Problem description: Emit the data below verbatim, stripping out any pictures.

* START Data listing *

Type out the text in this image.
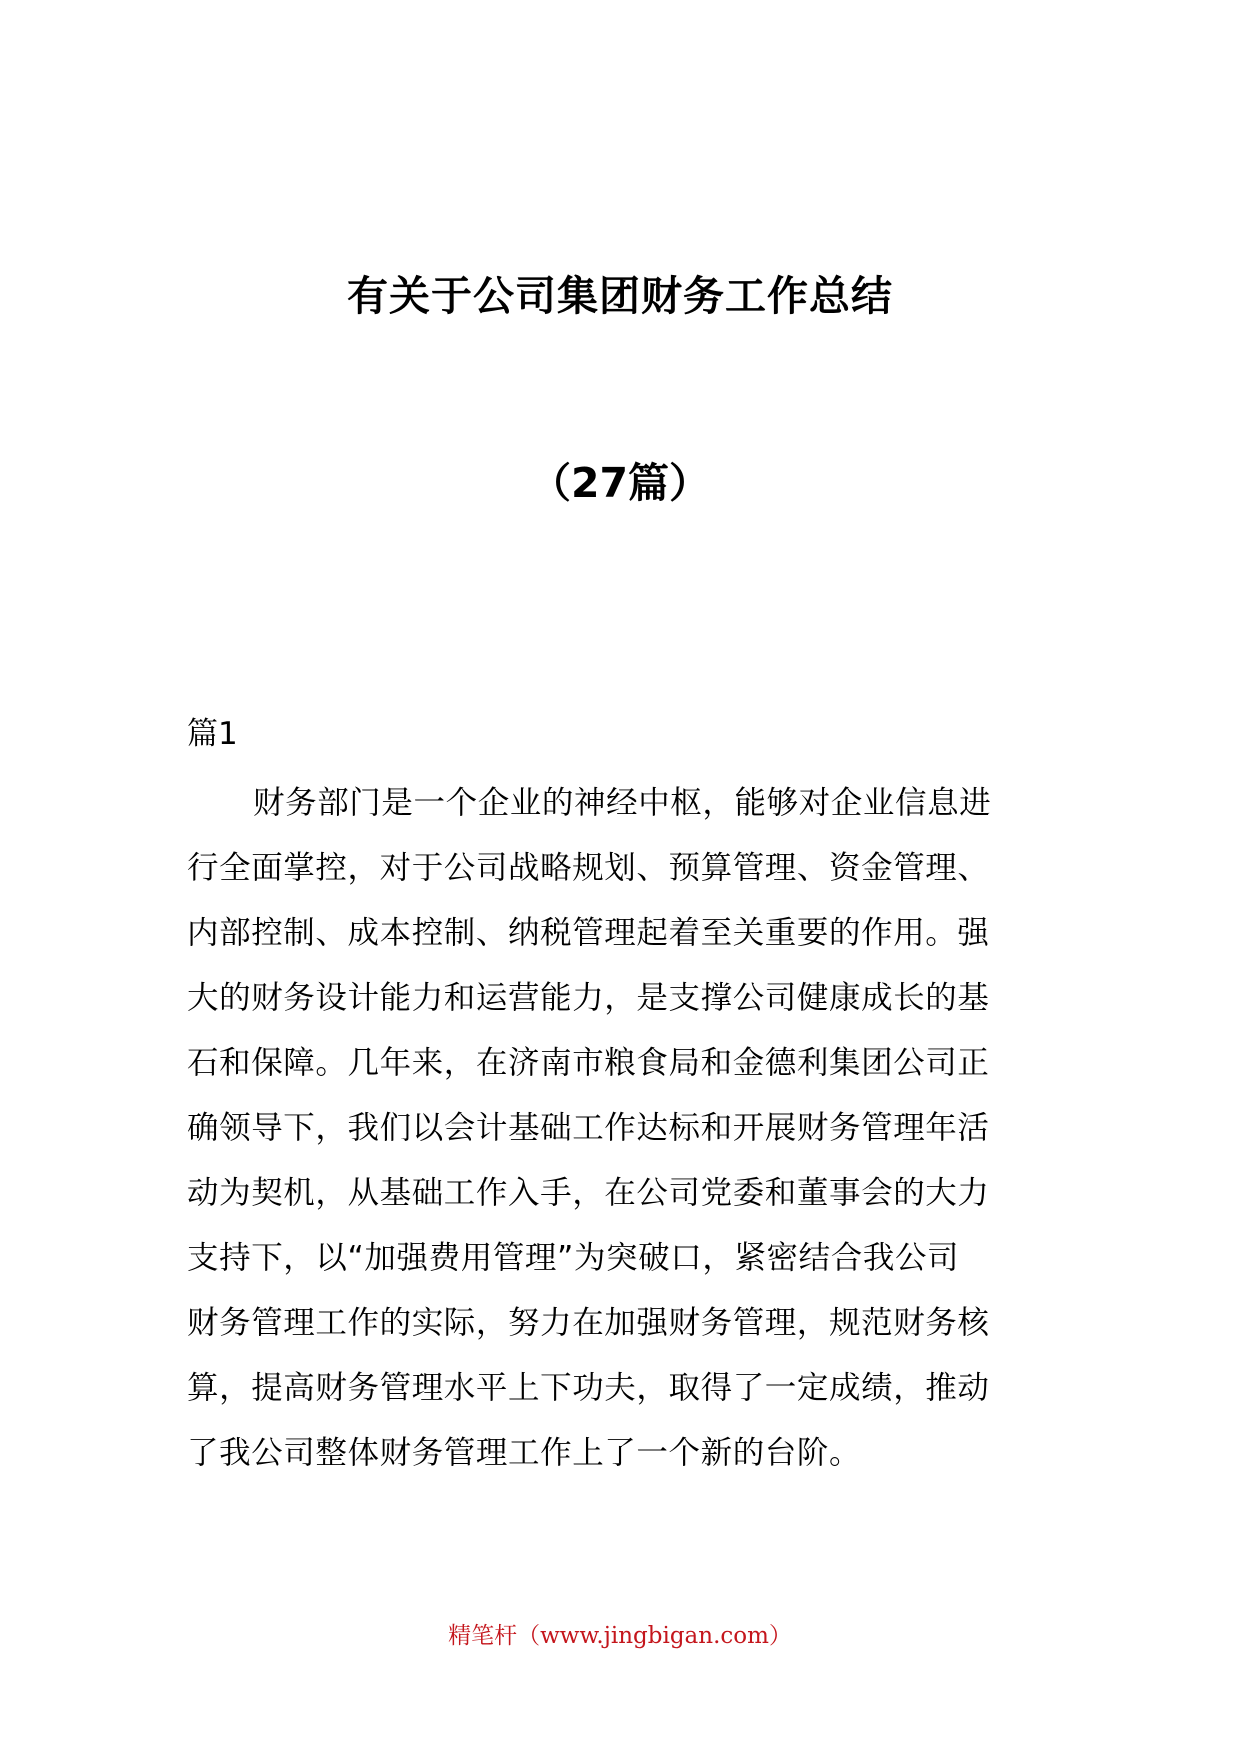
有关于公司集团财务工作总结
（27篇）
篇1
财务部门是一个企业的神经中枢，能够对企业信息进
行全面掌控，对于公司战略规划、预算管理、资金管理、
内部控制、成本控制、纳税管理起着至关重要的作用。强
大的财务设计能力和运营能力，是支撑公司健康成长的基
石和保障。几年来，在济南市粮食局和金德利集团公司正
确领导下，我们以会计基础工作达标和开展财务管理年活
动为契机，从基础工作入手，在公司党委和董事会的大力
支持下，以“加强费用管理”为突破口，紧密结合我公司
财务管理工作的实际，努力在加强财务管理，规范财务核
算，提高财务管理水平上下功夫，取得了一定成绩，推动
了我公司整体财务管理工作上了一个新的台阶。
精笔杆（www.jingbigan.com）
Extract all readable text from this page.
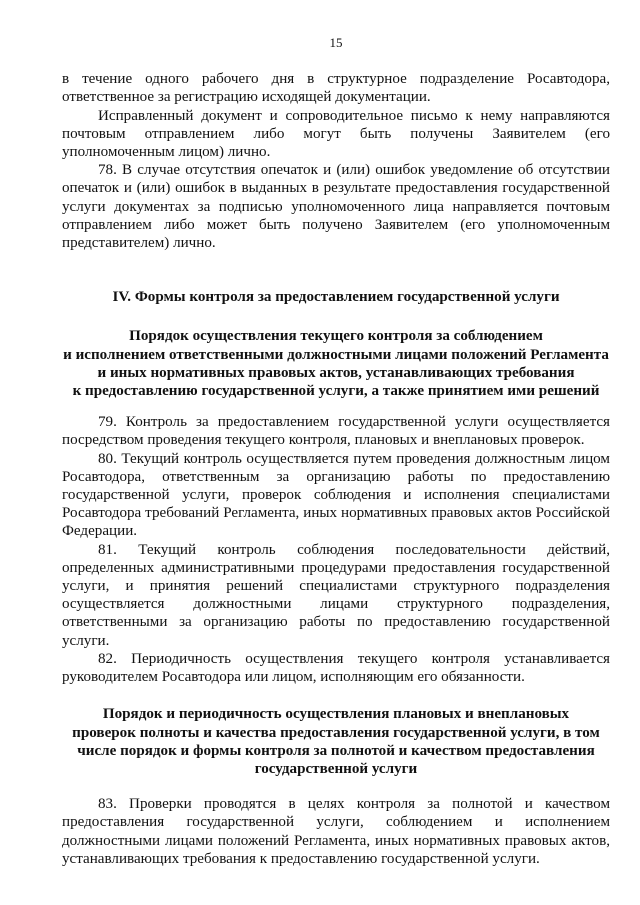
15

в течение одного рабочего дня в структурное подразделение Росавтодора, ответственное за регистрацию исходящей документации.

Исправленный документ и сопроводительное письмо к нему направляются почтовым отправлением либо могут быть получены Заявителем (его уполномоченным лицом) лично.

78. В случае отсутствия опечаток и (или) ошибок уведомление об отсутствии опечаток и (или) ошибок в выданных в результате предоставления государственной услуги документах за подписью уполномоченного лица направляется почтовым отправлением либо может быть получено Заявителем (его уполномоченным представителем) лично.

IV. Формы контроля за предоставлением государственной услуги
Порядок осуществления текущего контроля за соблюдением
и исполнением ответственными должностными лицами положений Регламента
и иных нормативных правовых актов, устанавливающих требования
к предоставлению государственной услуги, а также принятием ими решений

79. Контроль за предоставлением государственной услуги осуществляется посредством проведения текущего контроля, плановых и внеплановых проверок.

80. Текущий контроль осуществляется путем проведения должностным лицом Росавтодора, ответственным за организацию работы по предоставлению государственной услуги, проверок соблюдения и исполнения специалистами Росавтодора требований Регламента, иных нормативных правовых актов Российской Федерации.

81. Текущий контроль соблюдения последовательности действий, определенных административными процедурами предоставления государственной услуги, и принятия решений специалистами структурного подразделения осуществляется должностными лицами структурного подразделения, ответственными за организацию работы по предоставлению государственной услуги.

82. Периодичность осуществления текущего контроля устанавливается руководителем Росавтодора или лицом, исполняющим его обязанности.

Порядок и периодичность осуществления плановых и внеплановых
проверок полноты и качества предоставления государственной услуги, в том
числе порядок и формы контроля за полнотой и качеством предоставления
государственной услуги

83. Проверки проводятся в целях контроля за полнотой и качеством предоставления государственной услуги, соблюдением и исполнением должностными лицами положений Регламента, иных нормативных правовых актов, устанавливающих требования к предоставлению государственной услуги.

* END Data listing *

Output below:
Type out the text in this image.
有关于公司集团财务工作总结
（27篇）
篇1
财务部门是一个企业的神经中枢，能够对企业信息进
行全面掌控，对于公司战略规划、预算管理、资金管理、
内部控制、成本控制、纳税管理起着至关重要的作用。强
大的财务设计能力和运营能力，是支撑公司健康成长的基
石和保障。几年来，在济南市粮食局和金德利集团公司正
确领导下，我们以会计基础工作达标和开展财务管理年活
动为契机，从基础工作入手，在公司党委和董事会的大力
支持下，以“加强费用管理”为突破口，紧密结合我公司
财务管理工作的实际，努力在加强财务管理，规范财务核
算，提高财务管理水平上下功夫，取得了一定成绩，推动
了我公司整体财务管理工作上了一个新的台阶。
精笔杆（www.jingbigan.com）
Extract all readable text from this page.
15

в течение одного рабочего дня в структурное подразделение Росавтодора, ответственное за регистрацию исходящей документации.

Исправленный документ и сопроводительное письмо к нему направляются почтовым отправлением либо могут быть получены Заявителем (его уполномоченным лицом) лично.

78. В случае отсутствия опечаток и (или) ошибок уведомление об отсутствии опечаток и (или) ошибок в выданных в результате предоставления государственной услуги документах за подписью уполномоченного лица направляется почтовым отправлением либо может быть получено Заявителем (его уполномоченным представителем) лично.

IV. Формы контроля за предоставлением государственной услуги
Порядок осуществления текущего контроля за соблюдением
и исполнением ответственными должностными лицами положений Регламента
и иных нормативных правовых актов, устанавливающих требования
к предоставлению государственной услуги, а также принятием ими решений

79. Контроль за предоставлением государственной услуги осуществляется посредством проведения текущего контроля, плановых и внеплановых проверок.

80. Текущий контроль осуществляется путем проведения должностным лицом Росавтодора, ответственным за организацию работы по предоставлению государственной услуги, проверок соблюдения и исполнения специалистами Росавтодора требований Регламента, иных нормативных правовых актов Российской Федерации.

81. Текущий контроль соблюдения последовательности действий, определенных административными процедурами предоставления государственной услуги, и принятия решений специалистами структурного подразделения осуществляется должностными лицами структурного подразделения, ответственными за организацию работы по предоставлению государственной услуги.

82. Периодичность осуществления текущего контроля устанавливается руководителем Росавтодора или лицом, исполняющим его обязанности.

Порядок и периодичность осуществления плановых и внеплановых
проверок полноты и качества предоставления государственной услуги, в том
числе порядок и формы контроля за полнотой и качеством предоставления
государственной услуги

83. Проверки проводятся в целях контроля за полнотой и качеством предоставления государственной услуги, соблюдением и исполнением должностными лицами положений Регламента, иных нормативных правовых актов, устанавливающих требования к предоставлению государственной услуги.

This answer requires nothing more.